**Aim of the exercise**
Omit the pictures from the entries below and retype everything else exactly.
'''
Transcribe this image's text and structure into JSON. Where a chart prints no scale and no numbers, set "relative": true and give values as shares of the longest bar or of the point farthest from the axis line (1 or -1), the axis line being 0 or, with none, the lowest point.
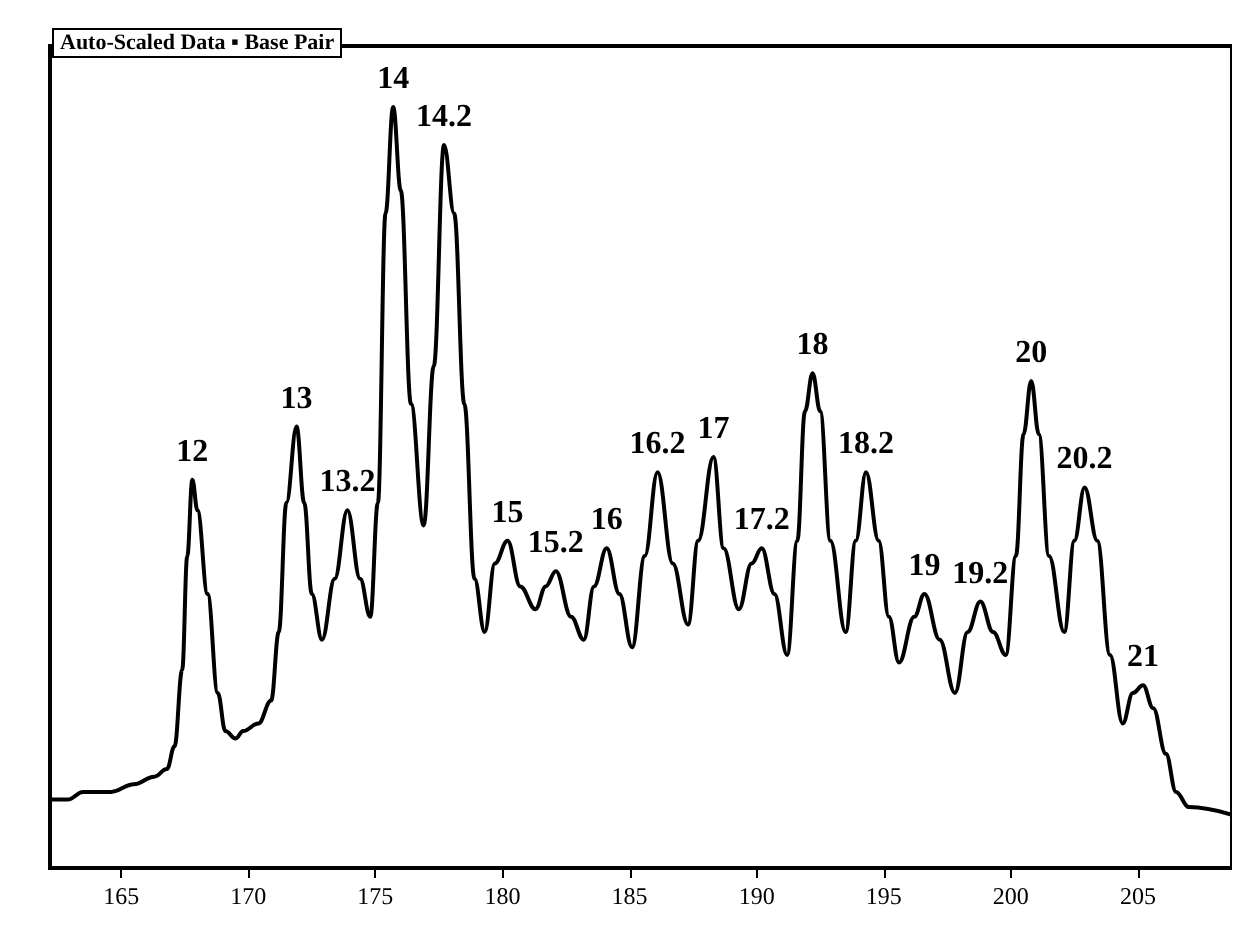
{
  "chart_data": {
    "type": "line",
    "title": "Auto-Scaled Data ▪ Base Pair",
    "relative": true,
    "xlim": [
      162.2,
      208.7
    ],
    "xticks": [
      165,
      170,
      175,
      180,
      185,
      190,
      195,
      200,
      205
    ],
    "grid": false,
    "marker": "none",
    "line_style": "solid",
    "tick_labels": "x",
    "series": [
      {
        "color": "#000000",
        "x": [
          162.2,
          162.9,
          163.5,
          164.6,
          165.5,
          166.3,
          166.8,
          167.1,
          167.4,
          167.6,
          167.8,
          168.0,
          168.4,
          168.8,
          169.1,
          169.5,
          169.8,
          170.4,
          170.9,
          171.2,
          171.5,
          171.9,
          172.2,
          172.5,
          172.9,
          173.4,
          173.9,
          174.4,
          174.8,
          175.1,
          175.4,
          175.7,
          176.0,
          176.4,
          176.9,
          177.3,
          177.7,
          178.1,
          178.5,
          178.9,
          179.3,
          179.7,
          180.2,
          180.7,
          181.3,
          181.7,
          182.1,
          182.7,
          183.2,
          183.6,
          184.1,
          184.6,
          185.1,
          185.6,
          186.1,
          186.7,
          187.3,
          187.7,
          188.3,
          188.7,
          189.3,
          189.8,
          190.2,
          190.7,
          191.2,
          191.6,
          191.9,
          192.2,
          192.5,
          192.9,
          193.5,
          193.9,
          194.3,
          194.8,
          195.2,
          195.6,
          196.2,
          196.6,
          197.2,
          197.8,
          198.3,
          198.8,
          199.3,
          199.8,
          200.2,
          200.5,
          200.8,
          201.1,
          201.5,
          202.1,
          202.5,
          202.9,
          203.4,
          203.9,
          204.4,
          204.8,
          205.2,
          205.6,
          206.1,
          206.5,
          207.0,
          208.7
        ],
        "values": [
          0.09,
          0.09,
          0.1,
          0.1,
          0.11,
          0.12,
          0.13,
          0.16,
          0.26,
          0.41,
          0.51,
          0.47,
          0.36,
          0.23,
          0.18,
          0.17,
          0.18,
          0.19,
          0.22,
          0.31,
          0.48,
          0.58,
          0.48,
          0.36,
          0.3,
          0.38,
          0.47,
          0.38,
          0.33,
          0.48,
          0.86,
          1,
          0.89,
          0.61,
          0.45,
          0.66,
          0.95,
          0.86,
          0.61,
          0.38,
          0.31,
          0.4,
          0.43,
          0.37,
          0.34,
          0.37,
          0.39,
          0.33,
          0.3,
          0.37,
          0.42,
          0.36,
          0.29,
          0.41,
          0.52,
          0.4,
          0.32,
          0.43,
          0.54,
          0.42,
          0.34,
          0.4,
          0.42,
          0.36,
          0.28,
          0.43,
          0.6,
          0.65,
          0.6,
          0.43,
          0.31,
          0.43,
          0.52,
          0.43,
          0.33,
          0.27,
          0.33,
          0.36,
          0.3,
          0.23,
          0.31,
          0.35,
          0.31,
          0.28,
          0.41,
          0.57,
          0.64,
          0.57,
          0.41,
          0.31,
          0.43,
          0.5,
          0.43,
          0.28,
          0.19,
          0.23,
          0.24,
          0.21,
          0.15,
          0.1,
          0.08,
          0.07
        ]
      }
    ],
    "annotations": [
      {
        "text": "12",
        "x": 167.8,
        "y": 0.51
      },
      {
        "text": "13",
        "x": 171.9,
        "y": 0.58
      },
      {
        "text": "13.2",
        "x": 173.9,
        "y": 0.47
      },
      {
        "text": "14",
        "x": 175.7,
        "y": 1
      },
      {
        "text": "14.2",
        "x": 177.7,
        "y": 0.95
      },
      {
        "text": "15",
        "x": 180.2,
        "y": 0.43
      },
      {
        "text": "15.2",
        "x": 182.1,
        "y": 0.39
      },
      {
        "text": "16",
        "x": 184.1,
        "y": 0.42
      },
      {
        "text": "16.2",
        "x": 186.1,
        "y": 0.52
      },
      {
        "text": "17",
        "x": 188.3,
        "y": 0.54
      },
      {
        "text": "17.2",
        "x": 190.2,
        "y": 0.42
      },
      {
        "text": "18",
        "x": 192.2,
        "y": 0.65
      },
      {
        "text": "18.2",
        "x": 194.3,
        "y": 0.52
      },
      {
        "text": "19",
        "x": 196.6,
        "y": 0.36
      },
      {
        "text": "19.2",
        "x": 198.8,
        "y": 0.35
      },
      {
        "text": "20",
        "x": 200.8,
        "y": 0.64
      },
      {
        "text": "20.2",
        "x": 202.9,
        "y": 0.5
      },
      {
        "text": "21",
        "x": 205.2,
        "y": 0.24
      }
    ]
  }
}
'''
**Written response**
Transcribe this image's text and structure into JSON. Where a chart prints no scale and no numbers, set "relative": true and give values as shares of the longest bar or of the point farthest from the axis line (1 or -1), the axis line being 0 or, with none, the lowest point.
{
  "chart_data": {
    "type": "line",
    "title": "Auto-Scaled Data ▪ Base Pair",
    "relative": true,
    "xlim": [
      162.2,
      208.7
    ],
    "xticks": [
      165,
      170,
      175,
      180,
      185,
      190,
      195,
      200,
      205
    ],
    "grid": false,
    "marker": "none",
    "line_style": "solid",
    "tick_labels": "x",
    "series": [
      {
        "color": "#000000",
        "x": [
          162.2,
          162.9,
          163.5,
          164.6,
          165.5,
          166.3,
          166.8,
          167.1,
          167.4,
          167.6,
          167.8,
          168.0,
          168.4,
          168.8,
          169.1,
          169.5,
          169.8,
          170.4,
          170.9,
          171.2,
          171.5,
          171.9,
          172.2,
          172.5,
          172.9,
          173.4,
          173.9,
          174.4,
          174.8,
          175.1,
          175.4,
          175.7,
          176.0,
          176.4,
          176.9,
          177.3,
          177.7,
          178.1,
          178.5,
          178.9,
          179.3,
          179.7,
          180.2,
          180.7,
          181.3,
          181.7,
          182.1,
          182.7,
          183.2,
          183.6,
          184.1,
          184.6,
          185.1,
          185.6,
          186.1,
          186.7,
          187.3,
          187.7,
          188.3,
          188.7,
          189.3,
          189.8,
          190.2,
          190.7,
          191.2,
          191.6,
          191.9,
          192.2,
          192.5,
          192.9,
          193.5,
          193.9,
          194.3,
          194.8,
          195.2,
          195.6,
          196.2,
          196.6,
          197.2,
          197.8,
          198.3,
          198.8,
          199.3,
          199.8,
          200.2,
          200.5,
          200.8,
          201.1,
          201.5,
          202.1,
          202.5,
          202.9,
          203.4,
          203.9,
          204.4,
          204.8,
          205.2,
          205.6,
          206.1,
          206.5,
          207.0,
          208.7
        ],
        "values": [
          0.09,
          0.09,
          0.1,
          0.1,
          0.11,
          0.12,
          0.13,
          0.16,
          0.26,
          0.41,
          0.51,
          0.47,
          0.36,
          0.23,
          0.18,
          0.17,
          0.18,
          0.19,
          0.22,
          0.31,
          0.48,
          0.58,
          0.48,
          0.36,
          0.3,
          0.38,
          0.47,
          0.38,
          0.33,
          0.48,
          0.86,
          1,
          0.89,
          0.61,
          0.45,
          0.66,
          0.95,
          0.86,
          0.61,
          0.38,
          0.31,
          0.4,
          0.43,
          0.37,
          0.34,
          0.37,
          0.39,
          0.33,
          0.3,
          0.37,
          0.42,
          0.36,
          0.29,
          0.41,
          0.52,
          0.4,
          0.32,
          0.43,
          0.54,
          0.42,
          0.34,
          0.4,
          0.42,
          0.36,
          0.28,
          0.43,
          0.6,
          0.65,
          0.6,
          0.43,
          0.31,
          0.43,
          0.52,
          0.43,
          0.33,
          0.27,
          0.33,
          0.36,
          0.3,
          0.23,
          0.31,
          0.35,
          0.31,
          0.28,
          0.41,
          0.57,
          0.64,
          0.57,
          0.41,
          0.31,
          0.43,
          0.5,
          0.43,
          0.28,
          0.19,
          0.23,
          0.24,
          0.21,
          0.15,
          0.1,
          0.08,
          0.07
        ]
      }
    ],
    "annotations": [
      {
        "text": "12",
        "x": 167.8,
        "y": 0.51
      },
      {
        "text": "13",
        "x": 171.9,
        "y": 0.58
      },
      {
        "text": "13.2",
        "x": 173.9,
        "y": 0.47
      },
      {
        "text": "14",
        "x": 175.7,
        "y": 1
      },
      {
        "text": "14.2",
        "x": 177.7,
        "y": 0.95
      },
      {
        "text": "15",
        "x": 180.2,
        "y": 0.43
      },
      {
        "text": "15.2",
        "x": 182.1,
        "y": 0.39
      },
      {
        "text": "16",
        "x": 184.1,
        "y": 0.42
      },
      {
        "text": "16.2",
        "x": 186.1,
        "y": 0.52
      },
      {
        "text": "17",
        "x": 188.3,
        "y": 0.54
      },
      {
        "text": "17.2",
        "x": 190.2,
        "y": 0.42
      },
      {
        "text": "18",
        "x": 192.2,
        "y": 0.65
      },
      {
        "text": "18.2",
        "x": 194.3,
        "y": 0.52
      },
      {
        "text": "19",
        "x": 196.6,
        "y": 0.36
      },
      {
        "text": "19.2",
        "x": 198.8,
        "y": 0.35
      },
      {
        "text": "20",
        "x": 200.8,
        "y": 0.64
      },
      {
        "text": "20.2",
        "x": 202.9,
        "y": 0.5
      },
      {
        "text": "21",
        "x": 205.2,
        "y": 0.24
      }
    ]
  }
}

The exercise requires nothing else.